┌────────
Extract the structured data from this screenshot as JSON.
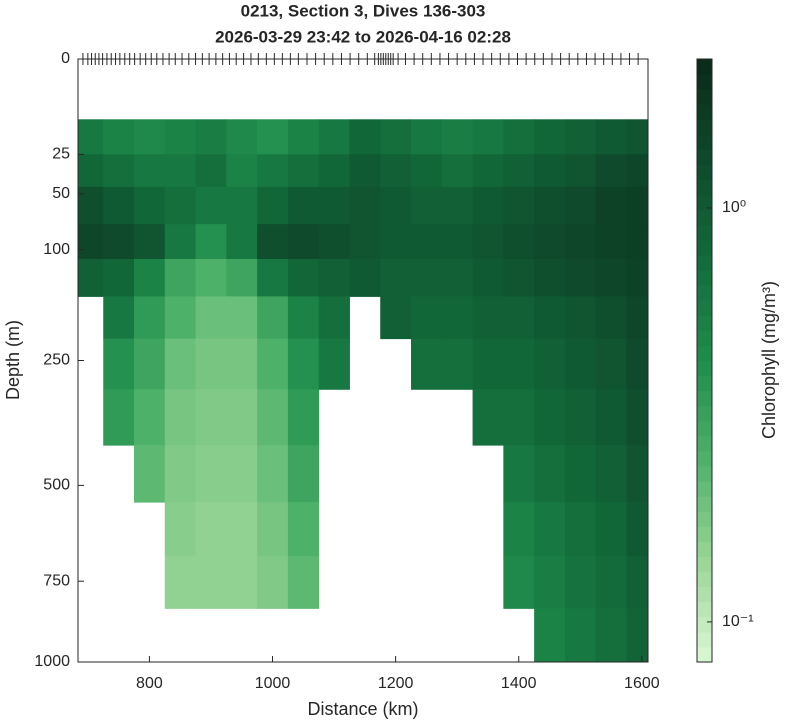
{
  "chart_data": {
    "type": "section",
    "title": [
      "0213, Section 3, Dives 136-303",
      "2026-03-29 23:42 to 2026-04-16 02:28"
    ],
    "xlabel": "Distance (km)",
    "ylabel": "Depth (m)",
    "colorbar_label": "Chlorophyll (mg/m³)",
    "xlim": [
      684,
      1610
    ],
    "xticks": [
      800,
      1000,
      1200,
      1400,
      1600
    ],
    "ylim": [
      0,
      1000
    ],
    "yscale": "sqrt",
    "yticks": [
      0,
      25,
      50,
      100,
      250,
      500,
      750,
      1000
    ],
    "clim": [
      0.08,
      2.29
    ],
    "cscale": "log",
    "cticks": [
      {
        "value": 0.1,
        "label": "10⁻¹"
      },
      {
        "value": 1,
        "label": "10⁰"
      }
    ],
    "colormap": [
      "#dcf8d6",
      "#9ad596",
      "#4fb26a",
      "#1f8c4c",
      "#136b3b",
      "#0e4a2b",
      "#0a2a1a"
    ],
    "dives_x": [
      692,
      700,
      706,
      712,
      718,
      724,
      731,
      738,
      745,
      752,
      760,
      768,
      776,
      785,
      794,
      803,
      812,
      822,
      832,
      842,
      853,
      864,
      875,
      886,
      897,
      908,
      919,
      930,
      941,
      953,
      965,
      977,
      990,
      1003,
      1016,
      1029,
      1042,
      1056,
      1070,
      1084,
      1098,
      1112,
      1126,
      1140,
      1154,
      1166,
      1172,
      1176,
      1180,
      1184,
      1188,
      1192,
      1196,
      1204,
      1216,
      1230,
      1244,
      1258,
      1272,
      1286,
      1300,
      1314,
      1328,
      1342,
      1356,
      1370,
      1384,
      1398,
      1412,
      1426,
      1440,
      1454,
      1468,
      1482,
      1496,
      1510,
      1524,
      1538,
      1552,
      1566,
      1580,
      1594
    ],
    "x_bins": [
      675,
      725,
      775,
      825,
      875,
      925,
      975,
      1025,
      1075,
      1125,
      1175,
      1225,
      1275,
      1325,
      1375,
      1425,
      1475,
      1525,
      1575,
      1625
    ],
    "depth_bins": [
      10,
      25,
      45,
      75,
      110,
      155,
      215,
      300,
      410,
      540,
      680,
      830,
      1000
    ],
    "values": [
      [
        0.6,
        0.5,
        0.45,
        0.5,
        0.55,
        0.45,
        0.4,
        0.5,
        0.6,
        0.8,
        0.7,
        0.6,
        0.55,
        0.6,
        0.7,
        0.8,
        0.9,
        1.0,
        1.1
      ],
      [
        0.8,
        0.7,
        0.6,
        0.6,
        0.7,
        0.5,
        0.6,
        0.7,
        0.8,
        1.0,
        0.9,
        0.8,
        0.7,
        0.8,
        0.9,
        1.0,
        1.1,
        1.3,
        1.4
      ],
      [
        1.2,
        1.0,
        0.8,
        0.7,
        0.6,
        0.6,
        0.8,
        1.0,
        1.0,
        1.1,
        1.0,
        0.9,
        0.9,
        1.0,
        1.1,
        1.2,
        1.3,
        1.5,
        1.6
      ],
      [
        1.4,
        1.3,
        1.1,
        0.6,
        0.4,
        0.6,
        1.2,
        1.3,
        1.2,
        1.1,
        1.0,
        1.0,
        1.0,
        1.1,
        1.2,
        1.3,
        1.4,
        1.5,
        1.6
      ],
      [
        0.9,
        0.8,
        0.5,
        0.3,
        0.25,
        0.3,
        0.6,
        0.8,
        0.9,
        1.0,
        0.9,
        0.9,
        0.9,
        1.0,
        1.1,
        1.2,
        1.3,
        1.4,
        1.5
      ],
      [
        null,
        0.6,
        0.35,
        0.25,
        0.2,
        0.2,
        0.3,
        0.5,
        0.7,
        null,
        0.9,
        0.8,
        0.8,
        0.9,
        0.9,
        1.0,
        1.1,
        1.2,
        1.4
      ],
      [
        null,
        0.4,
        0.3,
        0.2,
        0.18,
        0.18,
        0.25,
        0.4,
        0.6,
        null,
        null,
        0.7,
        0.7,
        0.8,
        0.8,
        0.9,
        1.0,
        1.1,
        1.3
      ],
      [
        null,
        0.35,
        0.25,
        0.18,
        0.17,
        0.17,
        0.22,
        0.35,
        null,
        null,
        null,
        null,
        null,
        0.7,
        0.7,
        0.8,
        0.9,
        1.0,
        1.2
      ],
      [
        null,
        null,
        0.22,
        0.17,
        0.16,
        0.16,
        0.2,
        0.3,
        null,
        null,
        null,
        null,
        null,
        null,
        0.6,
        0.7,
        0.8,
        0.9,
        1.1
      ],
      [
        null,
        null,
        null,
        0.16,
        0.15,
        0.15,
        0.18,
        0.25,
        null,
        null,
        null,
        null,
        null,
        null,
        0.5,
        0.6,
        0.7,
        0.8,
        1.0
      ],
      [
        null,
        null,
        null,
        0.15,
        0.15,
        0.15,
        0.17,
        0.22,
        null,
        null,
        null,
        null,
        null,
        null,
        0.45,
        0.55,
        0.65,
        0.75,
        0.9
      ],
      [
        null,
        null,
        null,
        null,
        null,
        null,
        null,
        null,
        null,
        null,
        null,
        null,
        null,
        null,
        null,
        0.5,
        0.6,
        0.7,
        0.85
      ]
    ]
  }
}
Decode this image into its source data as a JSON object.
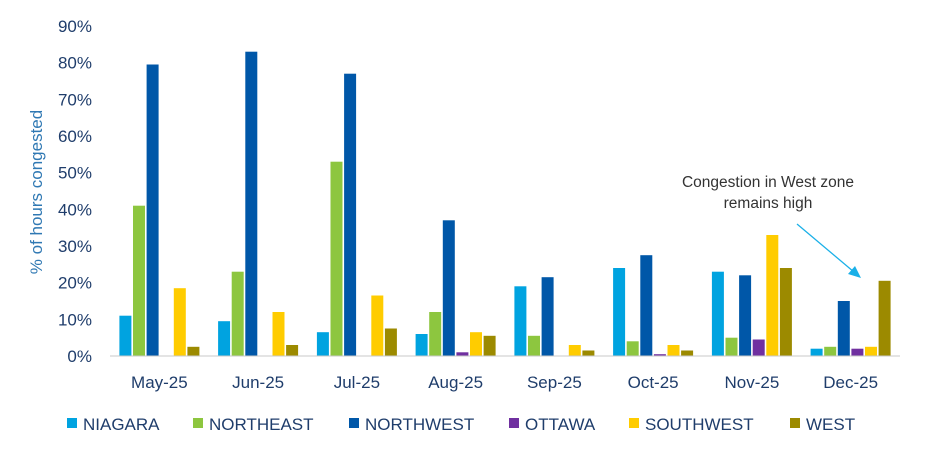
{
  "chart_data": {
    "type": "bar",
    "ylabel": "% of hours congested",
    "ylim": [
      0,
      90
    ],
    "yticks": [
      "0%",
      "10%",
      "20%",
      "30%",
      "40%",
      "50%",
      "60%",
      "70%",
      "80%",
      "90%"
    ],
    "categories": [
      "May-25",
      "Jun-25",
      "Jul-25",
      "Aug-25",
      "Sep-25",
      "Oct-25",
      "Nov-25",
      "Dec-25"
    ],
    "series": [
      {
        "name": "NIAGARA",
        "color": "#00a3e0",
        "values": [
          11,
          9.5,
          6.5,
          6,
          19,
          24,
          23,
          2
        ]
      },
      {
        "name": "NORTHEAST",
        "color": "#8dc63f",
        "values": [
          41,
          23,
          53,
          12,
          5.5,
          4,
          5,
          2.5
        ]
      },
      {
        "name": "NORTHWEST",
        "color": "#0057a8",
        "values": [
          79.5,
          83,
          77,
          37,
          21.5,
          27.5,
          22,
          15
        ]
      },
      {
        "name": "OTTAWA",
        "color": "#7030a0",
        "values": [
          0,
          0,
          0,
          1,
          0,
          0.5,
          4.5,
          2
        ]
      },
      {
        "name": "SOUTHWEST",
        "color": "#ffcc00",
        "values": [
          18.5,
          12,
          16.5,
          6.5,
          3,
          3,
          33,
          2.5
        ]
      },
      {
        "name": "WEST",
        "color": "#9c8a00",
        "values": [
          2.5,
          3,
          7.5,
          5.5,
          1.5,
          1.5,
          24,
          20.5
        ]
      }
    ],
    "annotation": {
      "lines": [
        "Congestion in West zone",
        "remains high"
      ],
      "target_category": "Dec-25",
      "target_series": "WEST"
    },
    "grid": false,
    "legend_position": "bottom"
  }
}
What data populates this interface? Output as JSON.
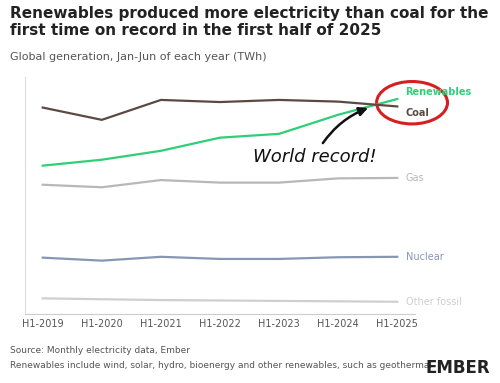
{
  "chart_data": {
    "type": "line",
    "title": "Renewables produced more electricity than coal for the first time on record in the first half of 2025",
    "subtitle": "Global generation, Jan-Jun of each year (TWh)",
    "source": "Source: Monthly electricity data, Ember",
    "footnote": "Renewables include wind, solar, hydro, bioenergy and other renewables, such as geothermal",
    "logo": "EMBER",
    "annotations": [
      "World record!"
    ],
    "categories": [
      "H1-2019",
      "H1-2020",
      "H1-2021",
      "H1-2022",
      "H1-2023",
      "H1-2024",
      "H1-2025"
    ],
    "series": [
      {
        "name": "Renewables",
        "color": "#2fcf78",
        "values": [
          3500,
          3640,
          3850,
          4160,
          4250,
          4700,
          5072
        ]
      },
      {
        "name": "Coal",
        "color": "#5b4a42",
        "values": [
          4870,
          4580,
          5050,
          5000,
          5050,
          5010,
          4896
        ]
      },
      {
        "name": "Gas",
        "color": "#b8b8b8",
        "values": [
          3050,
          2990,
          3160,
          3100,
          3100,
          3200,
          3210
        ]
      },
      {
        "name": "Nuclear",
        "color": "#8797b3",
        "values": [
          1330,
          1260,
          1350,
          1300,
          1300,
          1340,
          1350
        ]
      },
      {
        "name": "Other fossil",
        "color": "#cfcfcf",
        "values": [
          370,
          350,
          330,
          320,
          310,
          300,
          290
        ]
      }
    ],
    "ylim": [
      0,
      5600
    ],
    "tick_labels": "x",
    "grid": false
  }
}
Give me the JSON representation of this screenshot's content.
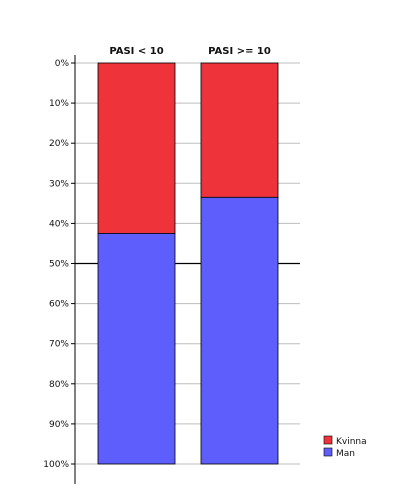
{
  "chart_data": {
    "type": "bar",
    "stacked": true,
    "orientation": "vertical-upside-down",
    "categories": [
      "PASI < 10",
      "PASI >= 10"
    ],
    "series": [
      {
        "name": "Kvinna",
        "color": "#ef333b",
        "values": [
          42.5,
          33.5
        ]
      },
      {
        "name": "Man",
        "color": "#5e5efc",
        "values": [
          57.5,
          66.5
        ]
      }
    ],
    "yticks": [
      "0%",
      "10%",
      "20%",
      "30%",
      "40%",
      "50%",
      "60%",
      "70%",
      "80%",
      "90%",
      "100%"
    ],
    "ylim": [
      0,
      100
    ],
    "grid": true,
    "legend": "bottom-right",
    "title": "",
    "xlabel": "",
    "ylabel": ""
  }
}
└────────
_PROBLEM TO WORK ON_
Pull out all lines containing "this".

_SOLVED PROBLEM_
Extract the structured data from this screenshot as JSON.
Decode this image into its source data as a JSON object.
What data populates this interface? Output as JSON.
Give me the JSON representation of this screenshot's content.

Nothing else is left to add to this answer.